Copy the full set of lines exactly as given.
++++++++
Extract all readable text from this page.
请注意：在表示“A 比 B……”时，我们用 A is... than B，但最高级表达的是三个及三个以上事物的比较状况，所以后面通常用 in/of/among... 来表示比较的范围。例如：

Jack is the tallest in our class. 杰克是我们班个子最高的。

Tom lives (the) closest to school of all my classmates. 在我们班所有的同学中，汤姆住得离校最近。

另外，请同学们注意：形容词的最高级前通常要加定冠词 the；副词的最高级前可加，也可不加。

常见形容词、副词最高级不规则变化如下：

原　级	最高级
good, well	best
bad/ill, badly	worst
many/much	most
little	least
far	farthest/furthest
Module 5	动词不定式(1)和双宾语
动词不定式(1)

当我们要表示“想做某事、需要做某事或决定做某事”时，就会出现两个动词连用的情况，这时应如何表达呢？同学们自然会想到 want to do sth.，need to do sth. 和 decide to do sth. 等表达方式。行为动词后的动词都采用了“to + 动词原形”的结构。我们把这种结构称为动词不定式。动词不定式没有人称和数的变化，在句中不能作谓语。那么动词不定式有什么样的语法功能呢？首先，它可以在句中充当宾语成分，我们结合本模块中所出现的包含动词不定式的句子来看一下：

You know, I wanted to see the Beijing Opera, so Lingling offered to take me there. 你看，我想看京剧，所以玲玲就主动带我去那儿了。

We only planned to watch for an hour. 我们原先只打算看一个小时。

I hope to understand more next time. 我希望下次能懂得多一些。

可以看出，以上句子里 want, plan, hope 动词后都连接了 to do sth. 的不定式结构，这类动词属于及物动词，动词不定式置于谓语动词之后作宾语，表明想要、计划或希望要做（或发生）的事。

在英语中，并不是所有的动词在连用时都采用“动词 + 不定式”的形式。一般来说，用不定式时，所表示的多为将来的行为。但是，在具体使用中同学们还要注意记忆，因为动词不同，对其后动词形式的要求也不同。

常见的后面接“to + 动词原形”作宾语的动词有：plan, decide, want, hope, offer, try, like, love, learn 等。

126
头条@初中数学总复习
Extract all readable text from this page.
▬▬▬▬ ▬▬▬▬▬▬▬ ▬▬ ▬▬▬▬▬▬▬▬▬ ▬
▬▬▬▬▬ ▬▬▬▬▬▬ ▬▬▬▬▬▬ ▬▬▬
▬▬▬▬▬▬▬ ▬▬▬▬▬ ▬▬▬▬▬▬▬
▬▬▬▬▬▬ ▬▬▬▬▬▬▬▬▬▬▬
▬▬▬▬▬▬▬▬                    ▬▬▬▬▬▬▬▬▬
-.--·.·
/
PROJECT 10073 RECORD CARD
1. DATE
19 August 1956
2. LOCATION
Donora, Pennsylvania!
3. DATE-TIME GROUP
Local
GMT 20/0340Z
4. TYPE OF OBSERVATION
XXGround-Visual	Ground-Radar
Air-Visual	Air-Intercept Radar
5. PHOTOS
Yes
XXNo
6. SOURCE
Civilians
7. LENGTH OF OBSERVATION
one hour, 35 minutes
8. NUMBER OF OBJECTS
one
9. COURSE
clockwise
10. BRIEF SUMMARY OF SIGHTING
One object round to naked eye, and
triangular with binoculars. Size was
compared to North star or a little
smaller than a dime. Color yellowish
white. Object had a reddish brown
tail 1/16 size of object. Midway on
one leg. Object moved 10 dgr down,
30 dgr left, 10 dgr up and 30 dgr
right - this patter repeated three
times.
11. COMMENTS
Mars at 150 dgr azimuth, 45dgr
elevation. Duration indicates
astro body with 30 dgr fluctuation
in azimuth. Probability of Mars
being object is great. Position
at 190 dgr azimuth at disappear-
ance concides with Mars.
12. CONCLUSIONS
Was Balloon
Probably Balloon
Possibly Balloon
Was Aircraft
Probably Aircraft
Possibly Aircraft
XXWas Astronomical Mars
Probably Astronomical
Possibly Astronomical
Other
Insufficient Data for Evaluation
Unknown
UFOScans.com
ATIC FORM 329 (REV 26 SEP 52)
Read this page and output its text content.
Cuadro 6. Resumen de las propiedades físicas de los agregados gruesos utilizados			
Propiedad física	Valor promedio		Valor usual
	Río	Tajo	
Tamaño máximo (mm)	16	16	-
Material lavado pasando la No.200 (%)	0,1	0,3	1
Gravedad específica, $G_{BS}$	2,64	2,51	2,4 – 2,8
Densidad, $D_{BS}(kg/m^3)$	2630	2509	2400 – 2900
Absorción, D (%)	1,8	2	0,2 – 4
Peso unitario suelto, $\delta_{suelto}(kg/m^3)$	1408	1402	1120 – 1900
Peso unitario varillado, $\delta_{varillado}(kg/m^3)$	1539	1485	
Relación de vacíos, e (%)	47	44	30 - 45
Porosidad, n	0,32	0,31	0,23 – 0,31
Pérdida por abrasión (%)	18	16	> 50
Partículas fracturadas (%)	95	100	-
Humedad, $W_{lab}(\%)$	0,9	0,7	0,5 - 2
++++++++
COMPLETED TASK:
Extract all readable text from this page.
请注意：在表示“A 比 B……”时，我们用 A is... than B，但最高级表达的是三个及三个以上事物的比较状况，所以后面通常用 in/of/among... 来表示比较的范围。例如：

Jack is the tallest in our class. 杰克是我们班个子最高的。

Tom lives (the) closest to school of all my classmates. 在我们班所有的同学中，汤姆住得离校最近。

另外，请同学们注意：形容词的最高级前通常要加定冠词 the；副词的最高级前可加，也可不加。

常见形容词、副词最高级不规则变化如下：

原　级	最高级
good, well	best
bad/ill, badly	worst
many/much	most
little	least
far	farthest/furthest
Module 5	动词不定式(1)和双宾语
动词不定式(1)

当我们要表示“想做某事、需要做某事或决定做某事”时，就会出现两个动词连用的情况，这时应如何表达呢？同学们自然会想到 want to do sth.，need to do sth. 和 decide to do sth. 等表达方式。行为动词后的动词都采用了“to + 动词原形”的结构。我们把这种结构称为动词不定式。动词不定式没有人称和数的变化，在句中不能作谓语。那么动词不定式有什么样的语法功能呢？首先，它可以在句中充当宾语成分，我们结合本模块中所出现的包含动词不定式的句子来看一下：

You know, I wanted to see the Beijing Opera, so Lingling offered to take me there. 你看，我想看京剧，所以玲玲就主动带我去那儿了。

We only planned to watch for an hour. 我们原先只打算看一个小时。

I hope to understand more next time. 我希望下次能懂得多一些。

可以看出，以上句子里 want, plan, hope 动词后都连接了 to do sth. 的不定式结构，这类动词属于及物动词，动词不定式置于谓语动词之后作宾语，表明想要、计划或希望要做（或发生）的事。

在英语中，并不是所有的动词在连用时都采用“动词 + 不定式”的形式。一般来说，用不定式时，所表示的多为将来的行为。但是，在具体使用中同学们还要注意记忆，因为动词不同，对其后动词形式的要求也不同。

常见的后面接“to + 动词原形”作宾语的动词有：plan, decide, want, hope, offer, try, like, love, learn 等。

126
头条@初中数学总复习
Extract all readable text from this page.
▬▬▬▬ ▬▬▬▬▬▬▬ ▬▬ ▬▬▬▬▬▬▬▬▬ ▬
▬▬▬▬▬ ▬▬▬▬▬▬ ▬▬▬▬▬▬ ▬▬▬
▬▬▬▬▬▬▬ ▬▬▬▬▬ ▬▬▬▬▬▬▬
▬▬▬▬▬▬ ▬▬▬▬▬▬▬▬▬▬▬
▬▬▬▬▬▬▬▬                    ▬▬▬▬▬▬▬▬▬
-.--·.·
/
PROJECT 10073 RECORD CARD
1. DATE
19 August 1956
2. LOCATION
Donora, Pennsylvania!
3. DATE-TIME GROUP
Local
GMT 20/0340Z
4. TYPE OF OBSERVATION
XXGround-Visual	Ground-Radar
Air-Visual	Air-Intercept Radar
5. PHOTOS
Yes
XXNo
6. SOURCE
Civilians
7. LENGTH OF OBSERVATION
one hour, 35 minutes
8. NUMBER OF OBJECTS
one
9. COURSE
clockwise
10. BRIEF SUMMARY OF SIGHTING
One object round to naked eye, and
triangular with binoculars. Size was
compared to North star or a little
smaller than a dime. Color yellowish
white. Object had a reddish brown
tail 1/16 size of object. Midway on
one leg. Object moved 10 dgr down,
30 dgr left, 10 dgr up and 30 dgr
right - this patter repeated three
times.
11. COMMENTS
Mars at 150 dgr azimuth, 45dgr
elevation. Duration indicates
astro body with 30 dgr fluctuation
in azimuth. Probability of Mars
being object is great. Position
at 190 dgr azimuth at disappear-
ance concides with Mars.
12. CONCLUSIONS
Was Balloon
Probably Balloon
Possibly Balloon
Was Aircraft
Probably Aircraft
Possibly Aircraft
XXWas Astronomical Mars
Probably Astronomical
Possibly Astronomical
Other
Insufficient Data for Evaluation
Unknown
UFOScans.com
ATIC FORM 329 (REV 26 SEP 52)
Read this page and output its text content.
Cuadro 6. Resumen de las propiedades físicas de los agregados gruesos utilizados			
Propiedad física	Valor promedio		Valor usual
	Río	Tajo	
Tamaño máximo (mm)	16	16	-
Material lavado pasando la No.200 (%)	0,1	0,3	1
Gravedad específica, $G_{BS}$	2,64	2,51	2,4 – 2,8
Densidad, $D_{BS}(kg/m^3)$	2630	2509	2400 – 2900
Absorción, D (%)	1,8	2	0,2 – 4
Peso unitario suelto, $\delta_{suelto}(kg/m^3)$	1408	1402	1120 – 1900
Peso unitario varillado, $\delta_{varillado}(kg/m^3)$	1539	1485	
Relación de vacíos, e (%)	47	44	30 - 45
Porosidad, n	0,32	0,31	0,23 – 0,31
Pérdida por abrasión (%)	18	16	> 50
Partículas fracturadas (%)	95	100	-
Humedad, $W_{lab}(\%)$	0,9	0,7	0,5 - 2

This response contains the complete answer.